# [Instructions for the task]
Pick out every line of the entries below where "regulační" occurs, and copy those lines.

(Data records)

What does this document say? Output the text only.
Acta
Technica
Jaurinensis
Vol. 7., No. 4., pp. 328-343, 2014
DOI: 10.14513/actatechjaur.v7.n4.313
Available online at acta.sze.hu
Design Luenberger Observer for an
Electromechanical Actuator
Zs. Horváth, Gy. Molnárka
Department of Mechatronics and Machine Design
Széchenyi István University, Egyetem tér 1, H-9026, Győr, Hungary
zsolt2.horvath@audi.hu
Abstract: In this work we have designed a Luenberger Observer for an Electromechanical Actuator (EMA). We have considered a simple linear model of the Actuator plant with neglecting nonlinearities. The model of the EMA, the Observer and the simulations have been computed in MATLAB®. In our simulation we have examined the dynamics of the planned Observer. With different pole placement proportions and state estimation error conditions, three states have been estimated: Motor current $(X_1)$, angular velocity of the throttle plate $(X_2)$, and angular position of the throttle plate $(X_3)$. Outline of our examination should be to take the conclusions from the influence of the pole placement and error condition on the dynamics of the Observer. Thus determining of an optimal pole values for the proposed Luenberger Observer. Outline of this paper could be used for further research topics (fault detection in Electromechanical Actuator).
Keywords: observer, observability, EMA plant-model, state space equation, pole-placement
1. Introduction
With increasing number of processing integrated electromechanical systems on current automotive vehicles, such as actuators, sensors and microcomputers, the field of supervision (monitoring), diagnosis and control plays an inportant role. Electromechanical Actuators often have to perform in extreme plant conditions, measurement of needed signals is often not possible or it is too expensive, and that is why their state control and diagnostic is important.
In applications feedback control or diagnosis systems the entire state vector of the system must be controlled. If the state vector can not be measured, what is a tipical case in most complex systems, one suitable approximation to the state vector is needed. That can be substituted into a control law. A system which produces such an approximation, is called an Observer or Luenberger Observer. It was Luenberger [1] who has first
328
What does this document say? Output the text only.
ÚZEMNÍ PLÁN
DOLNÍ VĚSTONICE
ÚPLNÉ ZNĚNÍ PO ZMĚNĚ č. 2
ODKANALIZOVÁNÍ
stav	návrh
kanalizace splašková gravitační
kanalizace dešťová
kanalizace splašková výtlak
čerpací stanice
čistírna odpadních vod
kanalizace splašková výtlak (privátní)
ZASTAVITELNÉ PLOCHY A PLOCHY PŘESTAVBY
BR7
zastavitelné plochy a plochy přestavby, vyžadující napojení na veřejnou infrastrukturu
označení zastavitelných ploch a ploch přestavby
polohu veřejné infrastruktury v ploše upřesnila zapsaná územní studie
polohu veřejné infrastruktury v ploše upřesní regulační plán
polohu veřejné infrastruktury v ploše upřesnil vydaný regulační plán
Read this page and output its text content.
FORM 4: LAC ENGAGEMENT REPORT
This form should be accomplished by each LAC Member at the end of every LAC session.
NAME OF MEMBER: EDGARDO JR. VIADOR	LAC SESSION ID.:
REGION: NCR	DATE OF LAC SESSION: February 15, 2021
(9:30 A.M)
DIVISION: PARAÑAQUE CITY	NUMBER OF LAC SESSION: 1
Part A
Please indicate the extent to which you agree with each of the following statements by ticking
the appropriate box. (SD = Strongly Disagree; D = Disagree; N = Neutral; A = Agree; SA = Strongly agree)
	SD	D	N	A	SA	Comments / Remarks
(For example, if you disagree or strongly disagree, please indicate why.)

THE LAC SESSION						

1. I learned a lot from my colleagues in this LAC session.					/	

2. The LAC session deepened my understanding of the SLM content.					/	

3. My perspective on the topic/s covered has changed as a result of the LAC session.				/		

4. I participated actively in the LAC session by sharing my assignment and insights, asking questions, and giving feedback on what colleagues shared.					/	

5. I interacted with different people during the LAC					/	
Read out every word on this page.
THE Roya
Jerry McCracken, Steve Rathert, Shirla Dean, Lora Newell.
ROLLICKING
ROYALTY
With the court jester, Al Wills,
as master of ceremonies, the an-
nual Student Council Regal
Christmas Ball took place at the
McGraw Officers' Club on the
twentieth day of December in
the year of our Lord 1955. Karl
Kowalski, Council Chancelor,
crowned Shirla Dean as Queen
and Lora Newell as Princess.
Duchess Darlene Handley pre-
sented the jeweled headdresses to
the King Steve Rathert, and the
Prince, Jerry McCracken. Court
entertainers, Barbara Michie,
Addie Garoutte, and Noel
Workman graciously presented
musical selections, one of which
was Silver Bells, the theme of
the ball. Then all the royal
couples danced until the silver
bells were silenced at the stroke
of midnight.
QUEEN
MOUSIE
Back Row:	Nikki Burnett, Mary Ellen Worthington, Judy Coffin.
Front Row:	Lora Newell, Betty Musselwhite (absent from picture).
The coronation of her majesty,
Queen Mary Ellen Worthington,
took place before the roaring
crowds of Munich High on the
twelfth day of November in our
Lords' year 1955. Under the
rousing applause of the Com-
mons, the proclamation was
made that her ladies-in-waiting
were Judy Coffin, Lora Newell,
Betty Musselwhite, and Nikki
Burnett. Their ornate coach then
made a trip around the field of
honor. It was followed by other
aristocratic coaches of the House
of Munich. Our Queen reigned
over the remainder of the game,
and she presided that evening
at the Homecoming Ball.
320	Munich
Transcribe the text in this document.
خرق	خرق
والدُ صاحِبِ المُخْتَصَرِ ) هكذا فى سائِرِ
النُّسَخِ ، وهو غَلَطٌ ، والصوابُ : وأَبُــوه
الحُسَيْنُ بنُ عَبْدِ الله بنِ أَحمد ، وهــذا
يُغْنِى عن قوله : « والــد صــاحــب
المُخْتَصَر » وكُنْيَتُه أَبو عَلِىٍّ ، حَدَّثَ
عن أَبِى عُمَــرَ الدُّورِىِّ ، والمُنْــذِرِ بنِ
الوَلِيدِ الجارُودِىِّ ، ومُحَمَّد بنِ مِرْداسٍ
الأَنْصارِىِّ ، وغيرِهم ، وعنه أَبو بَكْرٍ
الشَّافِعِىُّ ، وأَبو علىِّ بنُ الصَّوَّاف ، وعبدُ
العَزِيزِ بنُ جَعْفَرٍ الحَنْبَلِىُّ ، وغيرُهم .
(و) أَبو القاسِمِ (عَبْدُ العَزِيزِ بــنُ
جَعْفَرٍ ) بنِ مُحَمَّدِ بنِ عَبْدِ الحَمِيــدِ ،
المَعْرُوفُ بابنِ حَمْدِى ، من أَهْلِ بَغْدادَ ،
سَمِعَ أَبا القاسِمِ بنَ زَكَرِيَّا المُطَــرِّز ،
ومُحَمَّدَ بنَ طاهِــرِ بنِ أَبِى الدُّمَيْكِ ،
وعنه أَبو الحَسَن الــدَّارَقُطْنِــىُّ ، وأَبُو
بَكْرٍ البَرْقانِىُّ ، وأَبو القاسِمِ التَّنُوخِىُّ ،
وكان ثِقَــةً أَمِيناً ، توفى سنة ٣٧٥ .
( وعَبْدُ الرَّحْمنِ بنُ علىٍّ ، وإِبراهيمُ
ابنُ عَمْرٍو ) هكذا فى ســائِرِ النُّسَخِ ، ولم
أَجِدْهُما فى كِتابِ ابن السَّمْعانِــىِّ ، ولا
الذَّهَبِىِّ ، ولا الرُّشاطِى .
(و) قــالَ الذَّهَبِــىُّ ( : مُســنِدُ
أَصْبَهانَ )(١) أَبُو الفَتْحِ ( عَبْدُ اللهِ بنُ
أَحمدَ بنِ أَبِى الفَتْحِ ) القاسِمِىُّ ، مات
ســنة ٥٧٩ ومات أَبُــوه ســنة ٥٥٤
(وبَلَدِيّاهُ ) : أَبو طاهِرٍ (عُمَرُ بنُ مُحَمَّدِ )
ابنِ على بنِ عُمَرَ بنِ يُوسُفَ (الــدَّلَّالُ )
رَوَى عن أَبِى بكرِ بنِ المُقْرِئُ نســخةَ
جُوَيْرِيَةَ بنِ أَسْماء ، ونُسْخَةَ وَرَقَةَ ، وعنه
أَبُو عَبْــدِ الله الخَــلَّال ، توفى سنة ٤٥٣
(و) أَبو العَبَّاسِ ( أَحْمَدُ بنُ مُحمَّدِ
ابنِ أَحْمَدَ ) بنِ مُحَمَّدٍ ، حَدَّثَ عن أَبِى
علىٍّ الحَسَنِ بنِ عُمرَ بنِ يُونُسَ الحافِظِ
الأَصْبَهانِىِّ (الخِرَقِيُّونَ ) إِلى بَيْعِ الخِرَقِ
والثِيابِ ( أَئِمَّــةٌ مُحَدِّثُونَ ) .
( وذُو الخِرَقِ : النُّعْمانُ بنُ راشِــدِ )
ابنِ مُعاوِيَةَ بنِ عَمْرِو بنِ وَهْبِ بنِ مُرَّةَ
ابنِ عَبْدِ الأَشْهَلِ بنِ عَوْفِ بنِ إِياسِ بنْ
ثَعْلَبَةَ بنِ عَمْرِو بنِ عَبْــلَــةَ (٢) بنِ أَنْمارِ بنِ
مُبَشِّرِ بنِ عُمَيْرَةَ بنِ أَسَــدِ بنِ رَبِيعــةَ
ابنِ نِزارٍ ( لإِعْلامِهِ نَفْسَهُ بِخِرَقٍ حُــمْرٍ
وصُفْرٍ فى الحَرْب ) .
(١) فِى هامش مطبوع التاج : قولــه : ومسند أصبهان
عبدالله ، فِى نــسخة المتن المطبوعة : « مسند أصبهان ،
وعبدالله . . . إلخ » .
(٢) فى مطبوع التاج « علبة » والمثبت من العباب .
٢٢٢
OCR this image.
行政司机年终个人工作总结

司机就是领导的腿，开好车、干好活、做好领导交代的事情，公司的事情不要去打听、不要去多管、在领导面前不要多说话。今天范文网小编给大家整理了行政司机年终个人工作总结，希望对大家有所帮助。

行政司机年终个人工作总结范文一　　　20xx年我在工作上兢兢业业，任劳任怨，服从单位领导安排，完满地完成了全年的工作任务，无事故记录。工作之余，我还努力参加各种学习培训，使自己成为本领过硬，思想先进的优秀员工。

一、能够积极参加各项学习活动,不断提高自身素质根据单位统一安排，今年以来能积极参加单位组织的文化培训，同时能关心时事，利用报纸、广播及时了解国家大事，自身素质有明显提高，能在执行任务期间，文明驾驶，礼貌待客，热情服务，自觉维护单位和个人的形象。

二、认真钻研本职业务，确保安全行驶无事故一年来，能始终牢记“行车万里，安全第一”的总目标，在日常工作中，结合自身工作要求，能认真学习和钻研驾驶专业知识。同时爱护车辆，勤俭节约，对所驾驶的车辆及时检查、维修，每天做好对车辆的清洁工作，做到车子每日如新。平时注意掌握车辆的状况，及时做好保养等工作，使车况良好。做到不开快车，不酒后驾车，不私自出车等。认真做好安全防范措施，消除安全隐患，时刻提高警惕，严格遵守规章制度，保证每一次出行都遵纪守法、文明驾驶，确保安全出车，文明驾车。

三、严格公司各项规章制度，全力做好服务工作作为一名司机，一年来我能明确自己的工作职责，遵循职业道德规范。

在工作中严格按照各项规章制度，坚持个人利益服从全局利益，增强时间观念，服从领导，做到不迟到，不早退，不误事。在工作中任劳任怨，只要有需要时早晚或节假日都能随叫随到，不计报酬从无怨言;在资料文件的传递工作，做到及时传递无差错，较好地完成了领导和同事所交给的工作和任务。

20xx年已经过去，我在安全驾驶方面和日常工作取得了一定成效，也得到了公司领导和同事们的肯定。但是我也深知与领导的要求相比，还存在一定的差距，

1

# [Worked solution]
polohu veřejné infrastruktury v ploše upřesní regulační plán
polohu veřejné infrastruktury v ploše upřesnil vydaný regulační plán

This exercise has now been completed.